## Directive A
Translate this sentence from the Flink pull request thread into Spanish: "The purpose of this change is to increase the robustness of the e2e tests overall."

## Extracted text
════════

[FLINK-19979][e2e] Add sanity check after bash e2e tests for no leftovers #14033

rmetzger · 2020-11-11T11:43:44Z

What is the purpose of the change

The purpose of this change is to increase the robustness of the e2e tests overall.

Brief change log

Check of leftover JVMs after a e2e test, and fails if there's one
Check for "more ports open than before", and fail if there are more open
increase robustness of process stopping: wait until a process has finished, potentially shooting it with a sigkill
increase robustness of run_with_timeout. It used to leave a dangling sleep in the system

Verifying this change

I ran this change through 3 CI runs, to make sure all the tests adhere to the stricter requirements of "no leftover stuff".

I will also manually test the watchdog again (proper killing and reporting).

flinkbot · 2020-11-11T11:46:02Z

Thanks a lot for your contribution to the Apache Flink project. I'm the @flinkbot. I help the community
to review your pull request. We will use this comment to track the progress of the review.

Automated Checks

Last check on commit 43dee71 (Wed Nov 11 11:46:02 UTC 2020)

Warnings:

No documentation files were touched! Remember to keep the Flink docs up to date!

_{Mention the bot in a comment to re-run the automated checks.}

Review Progress

❓ 1. The [description] looks good.
❓ 2. There is [consensus] that the contribution should go into to Flink.
❓ 3. Needs [attention] from.
❓ 4. The change fits into the overall [architecture].
❓ 5. Overall code [quality] is good.

Please see the Pull Request Review Guide for a full explanation of the review process.

The Bot is tracking the review progress through labels. Labels are applied according to the order of the review items. For consensus, approval by a Flink committer of PMC member is required

Bot commands

The @flinkbot bot supports the following commands:

@flinkbot approve description to approve one or more aspects (aspects: description, consensus, architecture and quality)

════════

Items from a dataset

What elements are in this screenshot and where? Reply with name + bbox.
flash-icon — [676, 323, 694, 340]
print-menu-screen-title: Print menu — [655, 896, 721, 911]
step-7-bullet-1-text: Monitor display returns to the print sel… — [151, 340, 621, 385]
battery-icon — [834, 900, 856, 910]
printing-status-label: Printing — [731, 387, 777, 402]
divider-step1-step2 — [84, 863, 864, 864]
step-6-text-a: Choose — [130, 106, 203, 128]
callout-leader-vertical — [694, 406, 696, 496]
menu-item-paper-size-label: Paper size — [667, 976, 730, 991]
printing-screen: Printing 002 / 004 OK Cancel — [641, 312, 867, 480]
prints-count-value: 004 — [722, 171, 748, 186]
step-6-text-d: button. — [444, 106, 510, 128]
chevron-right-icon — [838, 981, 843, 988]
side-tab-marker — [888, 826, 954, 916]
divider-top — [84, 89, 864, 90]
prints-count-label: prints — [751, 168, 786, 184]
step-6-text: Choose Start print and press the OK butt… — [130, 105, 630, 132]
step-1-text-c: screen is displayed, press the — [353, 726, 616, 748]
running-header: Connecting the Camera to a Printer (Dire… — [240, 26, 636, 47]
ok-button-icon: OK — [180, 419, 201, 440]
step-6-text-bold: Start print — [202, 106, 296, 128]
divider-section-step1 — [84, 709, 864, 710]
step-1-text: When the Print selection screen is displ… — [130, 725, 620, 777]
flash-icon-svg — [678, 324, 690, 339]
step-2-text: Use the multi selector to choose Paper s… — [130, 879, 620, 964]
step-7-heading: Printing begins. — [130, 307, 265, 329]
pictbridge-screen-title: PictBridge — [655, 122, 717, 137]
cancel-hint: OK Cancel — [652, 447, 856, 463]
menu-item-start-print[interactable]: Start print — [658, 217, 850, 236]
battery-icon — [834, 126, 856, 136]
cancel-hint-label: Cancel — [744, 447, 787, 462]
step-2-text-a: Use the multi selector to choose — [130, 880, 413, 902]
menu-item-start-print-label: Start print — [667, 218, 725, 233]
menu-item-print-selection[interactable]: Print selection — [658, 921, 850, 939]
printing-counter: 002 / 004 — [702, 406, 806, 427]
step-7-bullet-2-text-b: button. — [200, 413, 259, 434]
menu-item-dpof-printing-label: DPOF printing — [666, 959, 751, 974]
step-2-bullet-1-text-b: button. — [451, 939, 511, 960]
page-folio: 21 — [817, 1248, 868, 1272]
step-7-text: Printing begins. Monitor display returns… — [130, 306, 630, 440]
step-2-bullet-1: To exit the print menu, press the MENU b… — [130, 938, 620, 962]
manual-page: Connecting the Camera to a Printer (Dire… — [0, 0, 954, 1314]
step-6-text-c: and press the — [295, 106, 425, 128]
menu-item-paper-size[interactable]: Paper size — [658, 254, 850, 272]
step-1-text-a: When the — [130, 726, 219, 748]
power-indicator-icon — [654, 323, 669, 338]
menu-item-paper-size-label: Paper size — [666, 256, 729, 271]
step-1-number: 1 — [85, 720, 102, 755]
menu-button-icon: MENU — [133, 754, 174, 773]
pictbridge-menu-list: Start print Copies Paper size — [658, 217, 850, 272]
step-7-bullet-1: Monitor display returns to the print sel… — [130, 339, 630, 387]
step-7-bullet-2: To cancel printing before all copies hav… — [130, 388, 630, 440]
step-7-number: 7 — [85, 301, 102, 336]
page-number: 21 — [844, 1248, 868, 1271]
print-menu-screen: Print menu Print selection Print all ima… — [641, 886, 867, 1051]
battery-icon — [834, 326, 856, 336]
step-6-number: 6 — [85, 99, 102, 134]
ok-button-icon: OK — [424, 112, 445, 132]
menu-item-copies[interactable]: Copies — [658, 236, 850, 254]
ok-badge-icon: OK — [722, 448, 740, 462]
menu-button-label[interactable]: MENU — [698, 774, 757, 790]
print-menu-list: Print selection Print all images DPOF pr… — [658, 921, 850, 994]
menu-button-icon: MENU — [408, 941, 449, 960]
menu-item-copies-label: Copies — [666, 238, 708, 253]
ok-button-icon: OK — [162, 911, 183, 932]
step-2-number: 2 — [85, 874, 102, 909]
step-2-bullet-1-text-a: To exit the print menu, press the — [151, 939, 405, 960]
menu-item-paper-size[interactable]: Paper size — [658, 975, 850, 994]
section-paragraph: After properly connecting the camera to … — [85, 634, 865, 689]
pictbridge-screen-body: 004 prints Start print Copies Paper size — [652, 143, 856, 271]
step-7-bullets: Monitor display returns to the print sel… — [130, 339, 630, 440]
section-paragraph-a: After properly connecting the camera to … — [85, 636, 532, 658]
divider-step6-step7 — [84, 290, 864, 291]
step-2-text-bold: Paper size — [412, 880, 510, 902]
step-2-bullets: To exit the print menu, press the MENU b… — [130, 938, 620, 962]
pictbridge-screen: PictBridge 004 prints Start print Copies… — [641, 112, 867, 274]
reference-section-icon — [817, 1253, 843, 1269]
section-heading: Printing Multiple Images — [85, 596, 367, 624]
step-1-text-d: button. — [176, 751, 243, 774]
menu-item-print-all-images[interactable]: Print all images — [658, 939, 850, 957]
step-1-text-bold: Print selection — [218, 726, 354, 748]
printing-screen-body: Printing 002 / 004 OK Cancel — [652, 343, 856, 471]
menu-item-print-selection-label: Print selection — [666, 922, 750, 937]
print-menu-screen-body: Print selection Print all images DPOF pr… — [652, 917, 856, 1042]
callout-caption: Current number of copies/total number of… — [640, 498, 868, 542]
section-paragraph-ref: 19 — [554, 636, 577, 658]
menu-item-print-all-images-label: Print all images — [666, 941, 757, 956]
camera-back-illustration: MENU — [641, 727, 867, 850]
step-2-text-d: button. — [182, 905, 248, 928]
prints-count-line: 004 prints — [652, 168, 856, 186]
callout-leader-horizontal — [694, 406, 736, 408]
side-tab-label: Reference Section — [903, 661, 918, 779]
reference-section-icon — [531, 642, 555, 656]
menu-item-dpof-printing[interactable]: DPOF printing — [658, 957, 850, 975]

════════

## Directive B
List every line in the records that contains the string "divider". Case counts.

## Written response A
El propósito de este cambio es aumentar la robustez de las pruebas e2e en general.

## Written response B
divider-step1-step2 — [84, 863, 864, 864]
divider-top — [84, 89, 864, 90]
divider-section-step1 — [84, 709, 864, 710]
divider-step6-step7 — [84, 290, 864, 291]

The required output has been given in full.